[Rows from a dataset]
+-------+
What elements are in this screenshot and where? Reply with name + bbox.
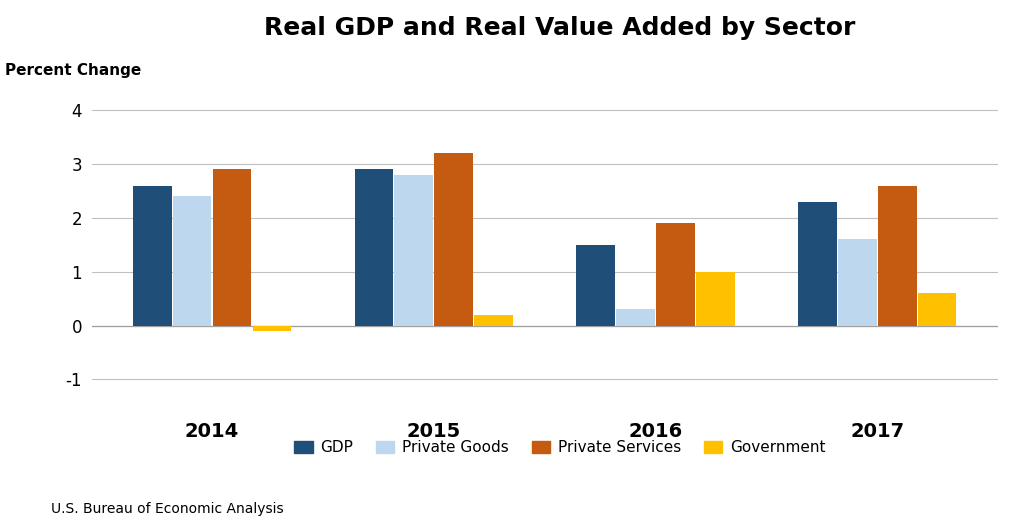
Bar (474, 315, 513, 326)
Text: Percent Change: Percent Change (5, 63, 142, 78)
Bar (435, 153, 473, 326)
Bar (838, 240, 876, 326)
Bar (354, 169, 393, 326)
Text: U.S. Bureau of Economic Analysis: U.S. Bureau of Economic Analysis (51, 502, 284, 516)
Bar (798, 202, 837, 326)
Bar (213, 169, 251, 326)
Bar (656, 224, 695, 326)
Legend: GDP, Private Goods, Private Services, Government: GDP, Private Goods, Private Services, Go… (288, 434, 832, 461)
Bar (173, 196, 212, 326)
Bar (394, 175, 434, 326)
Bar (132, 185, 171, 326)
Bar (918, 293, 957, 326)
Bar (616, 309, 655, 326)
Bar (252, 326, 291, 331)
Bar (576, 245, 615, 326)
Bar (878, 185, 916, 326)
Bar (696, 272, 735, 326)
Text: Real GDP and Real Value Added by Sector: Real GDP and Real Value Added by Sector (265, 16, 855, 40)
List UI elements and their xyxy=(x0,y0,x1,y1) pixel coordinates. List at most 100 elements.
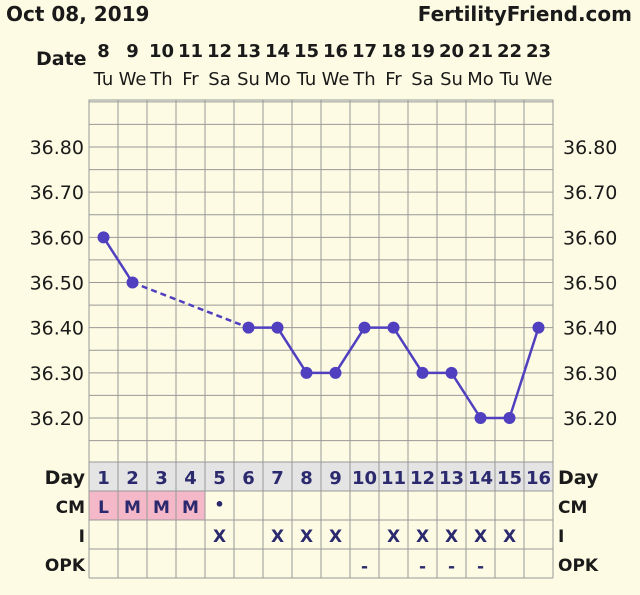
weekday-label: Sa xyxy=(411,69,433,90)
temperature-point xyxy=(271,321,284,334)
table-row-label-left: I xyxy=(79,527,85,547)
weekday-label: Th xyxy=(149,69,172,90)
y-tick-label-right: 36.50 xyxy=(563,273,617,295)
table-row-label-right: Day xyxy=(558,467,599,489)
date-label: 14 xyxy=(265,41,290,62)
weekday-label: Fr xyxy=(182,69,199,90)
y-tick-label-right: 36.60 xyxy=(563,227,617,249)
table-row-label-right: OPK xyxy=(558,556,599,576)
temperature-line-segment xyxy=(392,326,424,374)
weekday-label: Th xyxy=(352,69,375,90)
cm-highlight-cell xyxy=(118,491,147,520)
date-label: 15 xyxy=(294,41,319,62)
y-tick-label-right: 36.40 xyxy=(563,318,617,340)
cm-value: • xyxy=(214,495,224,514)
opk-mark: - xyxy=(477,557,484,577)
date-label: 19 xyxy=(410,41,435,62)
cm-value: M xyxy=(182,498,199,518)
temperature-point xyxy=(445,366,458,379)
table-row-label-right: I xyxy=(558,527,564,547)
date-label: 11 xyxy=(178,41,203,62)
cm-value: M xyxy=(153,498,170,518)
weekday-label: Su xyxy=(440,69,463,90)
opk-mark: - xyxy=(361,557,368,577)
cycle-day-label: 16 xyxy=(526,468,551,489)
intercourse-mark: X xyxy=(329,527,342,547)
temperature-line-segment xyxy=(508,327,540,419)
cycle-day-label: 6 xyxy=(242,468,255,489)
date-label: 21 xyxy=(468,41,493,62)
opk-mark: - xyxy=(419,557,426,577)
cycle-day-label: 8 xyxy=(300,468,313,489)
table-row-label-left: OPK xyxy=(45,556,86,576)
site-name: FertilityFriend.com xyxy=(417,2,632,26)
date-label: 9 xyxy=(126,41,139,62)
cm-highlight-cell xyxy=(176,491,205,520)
+-------+
§ **Challenge**
Reproduce the whole listing above word for word, leaving out the pictures.

§ **Solution for this problem**
What elements are in this screenshot and where? Reply with name + bbox.
Bar (474, 315, 513, 326)
Text: Percent Change: Percent Change (5, 63, 142, 78)
Bar (435, 153, 473, 326)
Bar (838, 240, 876, 326)
Bar (354, 169, 393, 326)
Text: U.S. Bureau of Economic Analysis: U.S. Bureau of Economic Analysis (51, 502, 284, 516)
Bar (798, 202, 837, 326)
Bar (213, 169, 251, 326)
Bar (656, 224, 695, 326)
Legend: GDP, Private Goods, Private Services, Government: GDP, Private Goods, Private Services, Go… (288, 434, 832, 461)
Bar (173, 196, 212, 326)
Bar (394, 175, 434, 326)
Bar (132, 185, 171, 326)
Bar (918, 293, 957, 326)
Bar (616, 309, 655, 326)
Bar (252, 326, 291, 331)
Bar (576, 245, 615, 326)
Bar (878, 185, 916, 326)
Bar (696, 272, 735, 326)
Text: Real GDP and Real Value Added by Sector: Real GDP and Real Value Added by Sector (265, 16, 855, 40)
List UI elements and their xyxy=(x0,y0,x1,y1) pixel coordinates. List at most 100 elements.
weekday-label: Sa xyxy=(411,69,433,90)
temperature-point xyxy=(271,321,284,334)
table-row-label-left: I xyxy=(79,527,85,547)
weekday-label: Th xyxy=(149,69,172,90)
y-tick-label-right: 36.50 xyxy=(563,273,617,295)
table-row-label-right: Day xyxy=(558,467,599,489)
date-label: 14 xyxy=(265,41,290,62)
weekday-label: Fr xyxy=(182,69,199,90)
y-tick-label-right: 36.60 xyxy=(563,227,617,249)
table-row-label-right: OPK xyxy=(558,556,599,576)
temperature-line-segment xyxy=(392,326,424,374)
weekday-label: Th xyxy=(352,69,375,90)
cm-highlight-cell xyxy=(118,491,147,520)
date-label: 15 xyxy=(294,41,319,62)
y-tick-label-right: 36.40 xyxy=(563,318,617,340)
cm-value: • xyxy=(214,495,224,514)
opk-mark: - xyxy=(477,557,484,577)
date-label: 19 xyxy=(410,41,435,62)
cm-value: M xyxy=(182,498,199,518)
temperature-point xyxy=(445,366,458,379)
table-row-label-right: I xyxy=(558,527,564,547)
date-label: 11 xyxy=(178,41,203,62)
cm-value: M xyxy=(153,498,170,518)
weekday-label: Su xyxy=(440,69,463,90)
opk-mark: - xyxy=(361,557,368,577)
cycle-day-label: 16 xyxy=(526,468,551,489)
intercourse-mark: X xyxy=(329,527,342,547)
temperature-line-segment xyxy=(508,327,540,419)
cycle-day-label: 6 xyxy=(242,468,255,489)
date-label: 21 xyxy=(468,41,493,62)
opk-mark: - xyxy=(419,557,426,577)
cycle-day-label: 8 xyxy=(300,468,313,489)
table-row-label-left: OPK xyxy=(45,556,86,576)
site-name: FertilityFriend.com xyxy=(417,2,632,26)
date-label: 9 xyxy=(126,41,139,62)
cm-highlight-cell xyxy=(176,491,205,520)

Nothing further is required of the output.